Repeat the records below exactly, leaving out every picture.

Stored data entries

+===+

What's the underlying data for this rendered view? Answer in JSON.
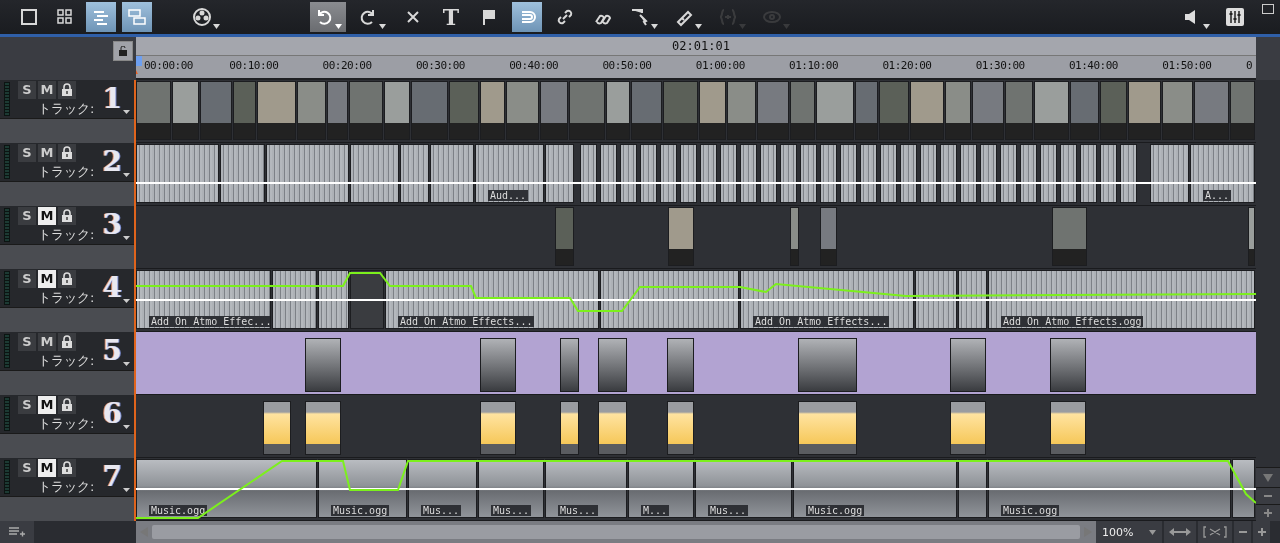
{
  "toolbar": {
    "groups": [
      [
        {
          "kind": "single-view",
          "selected": false,
          "disabled": false
        },
        {
          "kind": "grid-view",
          "selected": false,
          "disabled": false
        },
        {
          "kind": "timeline-view",
          "selected": true,
          "disabled": false
        },
        {
          "kind": "clip-view",
          "selected": true,
          "disabled": false
        }
      ],
      [
        {
          "kind": "reel",
          "selected": false,
          "disabled": false,
          "dropdown": true
        }
      ],
      [
        {
          "kind": "undo",
          "selected": true,
          "disabled": false,
          "dropdown": true
        },
        {
          "kind": "redo",
          "selected": false,
          "disabled": false,
          "dropdown": true
        },
        {
          "kind": "delete",
          "selected": false,
          "disabled": false
        },
        {
          "kind": "text",
          "text": "T",
          "selected": false,
          "disabled": false
        },
        {
          "kind": "flag",
          "selected": false,
          "disabled": false
        },
        {
          "kind": "magnet",
          "selected": true,
          "disabled": false
        },
        {
          "kind": "link",
          "selected": false,
          "disabled": false
        },
        {
          "kind": "unlink",
          "selected": false,
          "disabled": false
        },
        {
          "kind": "pointer",
          "selected": false,
          "disabled": false,
          "dropdown": true
        },
        {
          "kind": "razor",
          "selected": false,
          "disabled": false,
          "dropdown": true
        },
        {
          "kind": "effect",
          "selected": false,
          "disabled": true,
          "dropdown": true
        },
        {
          "kind": "eye",
          "selected": false,
          "disabled": true,
          "dropdown": true
        }
      ]
    ],
    "right": [
      {
        "kind": "speaker",
        "selected": false,
        "disabled": false,
        "dropdown": true
      },
      {
        "kind": "mixer",
        "selected": false,
        "disabled": false
      }
    ]
  },
  "ruler": {
    "duration": "02:01:01",
    "ticks": [
      "00:00:00",
      "00:10:00",
      "00:20:00",
      "00:30:00",
      "00:40:00",
      "00:50:00",
      "01:00:00",
      "01:10:00",
      "01:20:00",
      "01:30:00",
      "01:40:00",
      "01:50:00",
      "0"
    ]
  },
  "tracks": [
    {
      "number": "1",
      "label": "トラック:",
      "kind": "video",
      "solo": {
        "text": "S",
        "on": false
      },
      "mute": {
        "text": "M",
        "on": false
      }
    },
    {
      "number": "2",
      "label": "トラック:",
      "kind": "audio",
      "solo": {
        "text": "S",
        "on": false
      },
      "mute": {
        "text": "M",
        "on": false
      },
      "clips": [
        "Aud...",
        "A..."
      ]
    },
    {
      "number": "3",
      "label": "トラック:",
      "kind": "video",
      "solo": {
        "text": "S",
        "on": false
      },
      "mute": {
        "text": "M",
        "on": true
      }
    },
    {
      "number": "4",
      "label": "トラック:",
      "kind": "audio",
      "solo": {
        "text": "S",
        "on": false
      },
      "mute": {
        "text": "M",
        "on": true
      },
      "clips": [
        "Add On Atmo Effec...",
        "Add On Atmo Effects...",
        "Add On Atmo Effects...",
        "Add On Atmo Effects.ogg"
      ]
    },
    {
      "number": "5",
      "label": "トラック:",
      "kind": "title",
      "solo": {
        "text": "S",
        "on": false
      },
      "mute": {
        "text": "M",
        "on": false
      }
    },
    {
      "number": "6",
      "label": "トラック:",
      "kind": "image",
      "solo": {
        "text": "S",
        "on": false
      },
      "mute": {
        "text": "M",
        "on": true
      }
    },
    {
      "number": "7",
      "label": "トラック:",
      "kind": "music",
      "solo": {
        "text": "S",
        "on": false
      },
      "mute": {
        "text": "M",
        "on": true
      },
      "clips": [
        "Music.ogg",
        "Music.ogg",
        "Mus...",
        "Mus...",
        "Mus...",
        "M...",
        "Mus...",
        "Music.ogg",
        "Music.ogg"
      ]
    }
  ],
  "footer": {
    "zoom": "100%"
  }
}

+===+

- EXERCISE OUTPUT -
What's the underlying data for this rendered view? Answer in JSON.
{
  "toolbar": {
    "groups": [
      [
        {
          "kind": "single-view",
          "selected": false,
          "disabled": false
        },
        {
          "kind": "grid-view",
          "selected": false,
          "disabled": false
        },
        {
          "kind": "timeline-view",
          "selected": true,
          "disabled": false
        },
        {
          "kind": "clip-view",
          "selected": true,
          "disabled": false
        }
      ],
      [
        {
          "kind": "reel",
          "selected": false,
          "disabled": false,
          "dropdown": true
        }
      ],
      [
        {
          "kind": "undo",
          "selected": true,
          "disabled": false,
          "dropdown": true
        },
        {
          "kind": "redo",
          "selected": false,
          "disabled": false,
          "dropdown": true
        },
        {
          "kind": "delete",
          "selected": false,
          "disabled": false
        },
        {
          "kind": "text",
          "text": "T",
          "selected": false,
          "disabled": false
        },
        {
          "kind": "flag",
          "selected": false,
          "disabled": false
        },
        {
          "kind": "magnet",
          "selected": true,
          "disabled": false
        },
        {
          "kind": "link",
          "selected": false,
          "disabled": false
        },
        {
          "kind": "unlink",
          "selected": false,
          "disabled": false
        },
        {
          "kind": "pointer",
          "selected": false,
          "disabled": false,
          "dropdown": true
        },
        {
          "kind": "razor",
          "selected": false,
          "disabled": false,
          "dropdown": true
        },
        {
          "kind": "effect",
          "selected": false,
          "disabled": true,
          "dropdown": true
        },
        {
          "kind": "eye",
          "selected": false,
          "disabled": true,
          "dropdown": true
        }
      ]
    ],
    "right": [
      {
        "kind": "speaker",
        "selected": false,
        "disabled": false,
        "dropdown": true
      },
      {
        "kind": "mixer",
        "selected": false,
        "disabled": false
      }
    ]
  },
  "ruler": {
    "duration": "02:01:01",
    "ticks": [
      "00:00:00",
      "00:10:00",
      "00:20:00",
      "00:30:00",
      "00:40:00",
      "00:50:00",
      "01:00:00",
      "01:10:00",
      "01:20:00",
      "01:30:00",
      "01:40:00",
      "01:50:00",
      "0"
    ]
  },
  "tracks": [
    {
      "number": "1",
      "label": "トラック:",
      "kind": "video",
      "solo": {
        "text": "S",
        "on": false
      },
      "mute": {
        "text": "M",
        "on": false
      }
    },
    {
      "number": "2",
      "label": "トラック:",
      "kind": "audio",
      "solo": {
        "text": "S",
        "on": false
      },
      "mute": {
        "text": "M",
        "on": false
      },
      "clips": [
        "Aud...",
        "A..."
      ]
    },
    {
      "number": "3",
      "label": "トラック:",
      "kind": "video",
      "solo": {
        "text": "S",
        "on": false
      },
      "mute": {
        "text": "M",
        "on": true
      }
    },
    {
      "number": "4",
      "label": "トラック:",
      "kind": "audio",
      "solo": {
        "text": "S",
        "on": false
      },
      "mute": {
        "text": "M",
        "on": true
      },
      "clips": [
        "Add On Atmo Effec...",
        "Add On Atmo Effects...",
        "Add On Atmo Effects...",
        "Add On Atmo Effects.ogg"
      ]
    },
    {
      "number": "5",
      "label": "トラック:",
      "kind": "title",
      "solo": {
        "text": "S",
        "on": false
      },
      "mute": {
        "text": "M",
        "on": false
      }
    },
    {
      "number": "6",
      "label": "トラック:",
      "kind": "image",
      "solo": {
        "text": "S",
        "on": false
      },
      "mute": {
        "text": "M",
        "on": true
      }
    },
    {
      "number": "7",
      "label": "トラック:",
      "kind": "music",
      "solo": {
        "text": "S",
        "on": false
      },
      "mute": {
        "text": "M",
        "on": true
      },
      "clips": [
        "Music.ogg",
        "Music.ogg",
        "Mus...",
        "Mus...",
        "Mus...",
        "M...",
        "Mus...",
        "Music.ogg",
        "Music.ogg"
      ]
    }
  ],
  "footer": {
    "zoom": "100%"
  }
}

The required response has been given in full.